§ **AVAILABLE DATA**:
** start **

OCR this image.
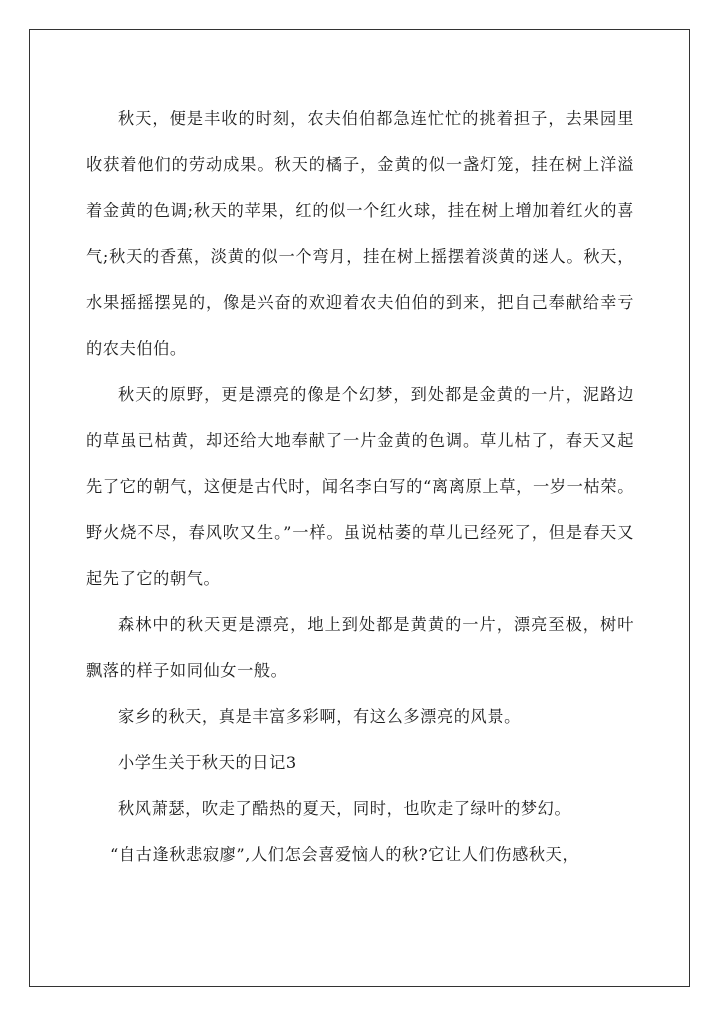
秋天，便是丰收的时刻，农夫伯伯都急连忙忙的挑着担子，去果园里收获着他们的劳动成果。秋天的橘子，金黄的似一盏灯笼，挂在树上洋溢着金黄的色调;秋天的苹果，红的似一个红火球，挂在树上增加着红火的喜气;秋天的香蕉，淡黄的似一个弯月，挂在树上摇摆着淡黄的迷人。秋天，水果摇摇摆晃的，像是兴奋的欢迎着农夫伯伯的到来，把自己奉献给幸亏的农夫伯伯。

秋天的原野，更是漂亮的像是个幻梦，到处都是金黄的一片，泥路边的草虽已枯黄，却还给大地奉献了一片金黄的色调。草儿枯了，春天又起先了它的朝气，这便是古代时，闻名李白写的“离离原上草，一岁一枯荣。野火烧不尽，春风吹又生。”一样。虽说枯萎的草儿已经死了，但是春天又起先了它的朝气。

森林中的秋天更是漂亮，地上到处都是黄黄的一片，漂亮至极，树叶飘落的样子如同仙女一般。

家乡的秋天，真是丰富多彩啊，有这么多漂亮的风景。

小学生关于秋天的日记3

秋风萧瑟，吹走了酷热的夏天，同时，也吹走了绿叶的梦幻。

“自古逢秋悲寂廖”,人们怎会喜爱恼人的秋?它让人们伤感秋天，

** end **

§ **INSTRUCTIONS TO FOLLOW**: Repeat each record exactly, with the pictures left out.

§ **THE OUTPUT**:
OCR this image.
秋天，便是丰收的时刻，农夫伯伯都急连忙忙的挑着担子，去果园里收获着他们的劳动成果。秋天的橘子，金黄的似一盏灯笼，挂在树上洋溢着金黄的色调;秋天的苹果，红的似一个红火球，挂在树上增加着红火的喜气;秋天的香蕉，淡黄的似一个弯月，挂在树上摇摆着淡黄的迷人。秋天，水果摇摇摆晃的，像是兴奋的欢迎着农夫伯伯的到来，把自己奉献给幸亏的农夫伯伯。

秋天的原野，更是漂亮的像是个幻梦，到处都是金黄的一片，泥路边的草虽已枯黄，却还给大地奉献了一片金黄的色调。草儿枯了，春天又起先了它的朝气，这便是古代时，闻名李白写的“离离原上草，一岁一枯荣。野火烧不尽，春风吹又生。”一样。虽说枯萎的草儿已经死了，但是春天又起先了它的朝气。

森林中的秋天更是漂亮，地上到处都是黄黄的一片，漂亮至极，树叶飘落的样子如同仙女一般。

家乡的秋天，真是丰富多彩啊，有这么多漂亮的风景。

小学生关于秋天的日记3

秋风萧瑟，吹走了酷热的夏天，同时，也吹走了绿叶的梦幻。

“自古逢秋悲寂廖”,人们怎会喜爱恼人的秋?它让人们伤感秋天，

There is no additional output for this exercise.